### Aim
What follows is a listing; restate every line of it word for word.

### Stored data
*****
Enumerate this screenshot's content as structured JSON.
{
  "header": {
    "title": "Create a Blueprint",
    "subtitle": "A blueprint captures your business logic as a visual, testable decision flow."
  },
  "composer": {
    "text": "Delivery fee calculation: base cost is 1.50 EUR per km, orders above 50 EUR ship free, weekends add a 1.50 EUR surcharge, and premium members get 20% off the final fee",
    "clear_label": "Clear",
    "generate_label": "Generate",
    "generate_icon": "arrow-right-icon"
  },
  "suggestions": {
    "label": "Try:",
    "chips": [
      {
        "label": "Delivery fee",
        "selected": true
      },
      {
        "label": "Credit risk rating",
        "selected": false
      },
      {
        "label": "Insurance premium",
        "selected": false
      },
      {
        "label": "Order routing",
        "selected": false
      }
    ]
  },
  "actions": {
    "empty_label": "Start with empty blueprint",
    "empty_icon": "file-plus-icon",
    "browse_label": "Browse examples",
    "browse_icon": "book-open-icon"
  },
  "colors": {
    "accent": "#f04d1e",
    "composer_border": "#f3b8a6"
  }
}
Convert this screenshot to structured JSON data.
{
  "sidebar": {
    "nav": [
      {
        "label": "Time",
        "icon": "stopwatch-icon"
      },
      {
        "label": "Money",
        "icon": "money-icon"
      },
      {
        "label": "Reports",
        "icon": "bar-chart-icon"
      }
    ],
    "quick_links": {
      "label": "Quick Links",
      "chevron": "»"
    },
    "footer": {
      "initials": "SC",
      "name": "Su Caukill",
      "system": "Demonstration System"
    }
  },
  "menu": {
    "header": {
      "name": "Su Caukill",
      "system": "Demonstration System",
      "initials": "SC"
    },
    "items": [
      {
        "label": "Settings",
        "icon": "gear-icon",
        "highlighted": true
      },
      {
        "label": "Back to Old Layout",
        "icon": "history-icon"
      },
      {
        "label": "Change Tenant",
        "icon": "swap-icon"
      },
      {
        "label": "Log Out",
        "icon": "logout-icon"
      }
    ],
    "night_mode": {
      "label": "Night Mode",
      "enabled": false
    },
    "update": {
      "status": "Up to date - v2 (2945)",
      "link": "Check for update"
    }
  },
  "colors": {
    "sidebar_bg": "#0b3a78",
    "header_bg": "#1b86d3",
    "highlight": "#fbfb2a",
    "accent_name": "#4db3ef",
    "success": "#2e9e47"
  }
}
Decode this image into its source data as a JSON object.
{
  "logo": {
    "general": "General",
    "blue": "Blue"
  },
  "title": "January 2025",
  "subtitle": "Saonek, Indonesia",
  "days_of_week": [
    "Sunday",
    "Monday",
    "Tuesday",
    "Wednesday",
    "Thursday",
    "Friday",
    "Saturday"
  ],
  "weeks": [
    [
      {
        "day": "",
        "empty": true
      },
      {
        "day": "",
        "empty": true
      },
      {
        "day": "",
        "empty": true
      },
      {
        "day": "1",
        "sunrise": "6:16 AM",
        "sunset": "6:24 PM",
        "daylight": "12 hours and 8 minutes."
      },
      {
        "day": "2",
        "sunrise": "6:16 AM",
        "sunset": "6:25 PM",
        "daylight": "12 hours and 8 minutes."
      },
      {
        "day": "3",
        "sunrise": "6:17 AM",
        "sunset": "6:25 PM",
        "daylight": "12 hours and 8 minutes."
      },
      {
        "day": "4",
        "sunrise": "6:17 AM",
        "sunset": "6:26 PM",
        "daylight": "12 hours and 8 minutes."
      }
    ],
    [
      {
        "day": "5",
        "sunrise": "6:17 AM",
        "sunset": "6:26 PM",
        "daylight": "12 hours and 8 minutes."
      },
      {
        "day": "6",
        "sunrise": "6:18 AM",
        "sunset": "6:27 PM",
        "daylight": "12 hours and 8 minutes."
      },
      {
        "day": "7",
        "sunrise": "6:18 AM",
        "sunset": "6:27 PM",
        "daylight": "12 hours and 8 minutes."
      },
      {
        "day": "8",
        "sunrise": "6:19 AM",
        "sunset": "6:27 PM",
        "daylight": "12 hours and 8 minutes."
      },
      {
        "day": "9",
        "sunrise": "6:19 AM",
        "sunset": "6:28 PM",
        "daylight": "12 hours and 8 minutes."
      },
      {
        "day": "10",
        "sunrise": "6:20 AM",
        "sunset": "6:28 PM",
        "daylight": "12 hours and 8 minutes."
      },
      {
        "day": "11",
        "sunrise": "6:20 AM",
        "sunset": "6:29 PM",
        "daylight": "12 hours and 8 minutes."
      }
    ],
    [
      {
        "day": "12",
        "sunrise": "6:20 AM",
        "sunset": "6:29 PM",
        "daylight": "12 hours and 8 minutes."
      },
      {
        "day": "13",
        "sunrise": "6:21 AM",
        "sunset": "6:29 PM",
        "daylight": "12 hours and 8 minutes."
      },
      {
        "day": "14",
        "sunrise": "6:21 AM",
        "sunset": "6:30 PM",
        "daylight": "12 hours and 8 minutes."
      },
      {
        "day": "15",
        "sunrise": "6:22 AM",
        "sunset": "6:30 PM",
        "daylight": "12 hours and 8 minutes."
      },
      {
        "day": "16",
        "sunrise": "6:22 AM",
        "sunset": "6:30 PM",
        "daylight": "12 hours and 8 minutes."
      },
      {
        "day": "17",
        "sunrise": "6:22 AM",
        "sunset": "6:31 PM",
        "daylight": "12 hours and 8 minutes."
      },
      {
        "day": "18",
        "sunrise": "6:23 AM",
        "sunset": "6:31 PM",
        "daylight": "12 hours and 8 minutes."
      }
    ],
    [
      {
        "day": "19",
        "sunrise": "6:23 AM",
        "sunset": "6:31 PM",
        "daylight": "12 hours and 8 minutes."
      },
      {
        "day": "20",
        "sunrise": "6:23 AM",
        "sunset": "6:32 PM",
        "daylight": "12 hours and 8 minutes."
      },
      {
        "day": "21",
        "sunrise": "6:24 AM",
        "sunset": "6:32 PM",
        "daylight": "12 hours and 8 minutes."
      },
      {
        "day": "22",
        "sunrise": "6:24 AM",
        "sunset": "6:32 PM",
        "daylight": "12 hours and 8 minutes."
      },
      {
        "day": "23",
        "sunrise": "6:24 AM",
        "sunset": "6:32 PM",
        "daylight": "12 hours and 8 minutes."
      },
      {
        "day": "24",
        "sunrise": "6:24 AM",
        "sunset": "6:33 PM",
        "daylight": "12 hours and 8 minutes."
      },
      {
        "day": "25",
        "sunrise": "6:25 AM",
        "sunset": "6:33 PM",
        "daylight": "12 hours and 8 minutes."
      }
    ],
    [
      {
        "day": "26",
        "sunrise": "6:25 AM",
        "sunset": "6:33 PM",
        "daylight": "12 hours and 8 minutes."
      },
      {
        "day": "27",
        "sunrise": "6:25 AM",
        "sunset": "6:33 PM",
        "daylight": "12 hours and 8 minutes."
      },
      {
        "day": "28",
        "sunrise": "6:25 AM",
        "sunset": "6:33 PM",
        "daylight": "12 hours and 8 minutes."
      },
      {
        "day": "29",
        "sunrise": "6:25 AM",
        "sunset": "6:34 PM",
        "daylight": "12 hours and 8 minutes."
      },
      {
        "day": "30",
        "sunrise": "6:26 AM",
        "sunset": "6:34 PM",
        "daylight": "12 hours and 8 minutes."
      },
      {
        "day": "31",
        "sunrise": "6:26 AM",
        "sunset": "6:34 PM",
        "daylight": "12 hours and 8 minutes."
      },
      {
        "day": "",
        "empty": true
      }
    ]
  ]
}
*****
### Response below
Enumerate this screenshot's content as structured JSON.
{
  "header": {
    "title": "Create a Blueprint",
    "subtitle": "A blueprint captures your business logic as a visual, testable decision flow."
  },
  "composer": {
    "text": "Delivery fee calculation: base cost is 1.50 EUR per km, orders above 50 EUR ship free, weekends add a 1.50 EUR surcharge, and premium members get 20% off the final fee",
    "clear_label": "Clear",
    "generate_label": "Generate",
    "generate_icon": "arrow-right-icon"
  },
  "suggestions": {
    "label": "Try:",
    "chips": [
      {
        "label": "Delivery fee",
        "selected": true
      },
      {
        "label": "Credit risk rating",
        "selected": false
      },
      {
        "label": "Insurance premium",
        "selected": false
      },
      {
        "label": "Order routing",
        "selected": false
      }
    ]
  },
  "actions": {
    "empty_label": "Start with empty blueprint",
    "empty_icon": "file-plus-icon",
    "browse_label": "Browse examples",
    "browse_icon": "book-open-icon"
  },
  "colors": {
    "accent": "#f04d1e",
    "composer_border": "#f3b8a6"
  }
}
Convert this screenshot to structured JSON data.
{
  "sidebar": {
    "nav": [
      {
        "label": "Time",
        "icon": "stopwatch-icon"
      },
      {
        "label": "Money",
        "icon": "money-icon"
      },
      {
        "label": "Reports",
        "icon": "bar-chart-icon"
      }
    ],
    "quick_links": {
      "label": "Quick Links",
      "chevron": "»"
    },
    "footer": {
      "initials": "SC",
      "name": "Su Caukill",
      "system": "Demonstration System"
    }
  },
  "menu": {
    "header": {
      "name": "Su Caukill",
      "system": "Demonstration System",
      "initials": "SC"
    },
    "items": [
      {
        "label": "Settings",
        "icon": "gear-icon",
        "highlighted": true
      },
      {
        "label": "Back to Old Layout",
        "icon": "history-icon"
      },
      {
        "label": "Change Tenant",
        "icon": "swap-icon"
      },
      {
        "label": "Log Out",
        "icon": "logout-icon"
      }
    ],
    "night_mode": {
      "label": "Night Mode",
      "enabled": false
    },
    "update": {
      "status": "Up to date - v2 (2945)",
      "link": "Check for update"
    }
  },
  "colors": {
    "sidebar_bg": "#0b3a78",
    "header_bg": "#1b86d3",
    "highlight": "#fbfb2a",
    "accent_name": "#4db3ef",
    "success": "#2e9e47"
  }
}
Decode this image into its source data as a JSON object.
{
  "logo": {
    "general": "General",
    "blue": "Blue"
  },
  "title": "January 2025",
  "subtitle": "Saonek, Indonesia",
  "days_of_week": [
    "Sunday",
    "Monday",
    "Tuesday",
    "Wednesday",
    "Thursday",
    "Friday",
    "Saturday"
  ],
  "weeks": [
    [
      {
        "day": "",
        "empty": true
      },
      {
        "day": "",
        "empty": true
      },
      {
        "day": "",
        "empty": true
      },
      {
        "day": "1",
        "sunrise": "6:16 AM",
        "sunset": "6:24 PM",
        "daylight": "12 hours and 8 minutes."
      },
      {
        "day": "2",
        "sunrise": "6:16 AM",
        "sunset": "6:25 PM",
        "daylight": "12 hours and 8 minutes."
      },
      {
        "day": "3",
        "sunrise": "6:17 AM",
        "sunset": "6:25 PM",
        "daylight": "12 hours and 8 minutes."
      },
      {
        "day": "4",
        "sunrise": "6:17 AM",
        "sunset": "6:26 PM",
        "daylight": "12 hours and 8 minutes."
      }
    ],
    [
      {
        "day": "5",
        "sunrise": "6:17 AM",
        "sunset": "6:26 PM",
        "daylight": "12 hours and 8 minutes."
      },
      {
        "day": "6",
        "sunrise": "6:18 AM",
        "sunset": "6:27 PM",
        "daylight": "12 hours and 8 minutes."
      },
      {
        "day": "7",
        "sunrise": "6:18 AM",
        "sunset": "6:27 PM",
        "daylight": "12 hours and 8 minutes."
      },
      {
        "day": "8",
        "sunrise": "6:19 AM",
        "sunset": "6:27 PM",
        "daylight": "12 hours and 8 minutes."
      },
      {
        "day": "9",
        "sunrise": "6:19 AM",
        "sunset": "6:28 PM",
        "daylight": "12 hours and 8 minutes."
      },
      {
        "day": "10",
        "sunrise": "6:20 AM",
        "sunset": "6:28 PM",
        "daylight": "12 hours and 8 minutes."
      },
      {
        "day": "11",
        "sunrise": "6:20 AM",
        "sunset": "6:29 PM",
        "daylight": "12 hours and 8 minutes."
      }
    ],
    [
      {
        "day": "12",
        "sunrise": "6:20 AM",
        "sunset": "6:29 PM",
        "daylight": "12 hours and 8 minutes."
      },
      {
        "day": "13",
        "sunrise": "6:21 AM",
        "sunset": "6:29 PM",
        "daylight": "12 hours and 8 minutes."
      },
      {
        "day": "14",
        "sunrise": "6:21 AM",
        "sunset": "6:30 PM",
        "daylight": "12 hours and 8 minutes."
      },
      {
        "day": "15",
        "sunrise": "6:22 AM",
        "sunset": "6:30 PM",
        "daylight": "12 hours and 8 minutes."
      },
      {
        "day": "16",
        "sunrise": "6:22 AM",
        "sunset": "6:30 PM",
        "daylight": "12 hours and 8 minutes."
      },
      {
        "day": "17",
        "sunrise": "6:22 AM",
        "sunset": "6:31 PM",
        "daylight": "12 hours and 8 minutes."
      },
      {
        "day": "18",
        "sunrise": "6:23 AM",
        "sunset": "6:31 PM",
        "daylight": "12 hours and 8 minutes."
      }
    ],
    [
      {
        "day": "19",
        "sunrise": "6:23 AM",
        "sunset": "6:31 PM",
        "daylight": "12 hours and 8 minutes."
      },
      {
        "day": "20",
        "sunrise": "6:23 AM",
        "sunset": "6:32 PM",
        "daylight": "12 hours and 8 minutes."
      },
      {
        "day": "21",
        "sunrise": "6:24 AM",
        "sunset": "6:32 PM",
        "daylight": "12 hours and 8 minutes."
      },
      {
        "day": "22",
        "sunrise": "6:24 AM",
        "sunset": "6:32 PM",
        "daylight": "12 hours and 8 minutes."
      },
      {
        "day": "23",
        "sunrise": "6:24 AM",
        "sunset": "6:32 PM",
        "daylight": "12 hours and 8 minutes."
      },
      {
        "day": "24",
        "sunrise": "6:24 AM",
        "sunset": "6:33 PM",
        "daylight": "12 hours and 8 minutes."
      },
      {
        "day": "25",
        "sunrise": "6:25 AM",
        "sunset": "6:33 PM",
        "daylight": "12 hours and 8 minutes."
      }
    ],
    [
      {
        "day": "26",
        "sunrise": "6:25 AM",
        "sunset": "6:33 PM",
        "daylight": "12 hours and 8 minutes."
      },
      {
        "day": "27",
        "sunrise": "6:25 AM",
        "sunset": "6:33 PM",
        "daylight": "12 hours and 8 minutes."
      },
      {
        "day": "28",
        "sunrise": "6:25 AM",
        "sunset": "6:33 PM",
        "daylight": "12 hours and 8 minutes."
      },
      {
        "day": "29",
        "sunrise": "6:25 AM",
        "sunset": "6:34 PM",
        "daylight": "12 hours and 8 minutes."
      },
      {
        "day": "30",
        "sunrise": "6:26 AM",
        "sunset": "6:34 PM",
        "daylight": "12 hours and 8 minutes."
      },
      {
        "day": "31",
        "sunrise": "6:26 AM",
        "sunset": "6:34 PM",
        "daylight": "12 hours and 8 minutes."
      },
      {
        "day": "",
        "empty": true
      }
    ]
  ]
}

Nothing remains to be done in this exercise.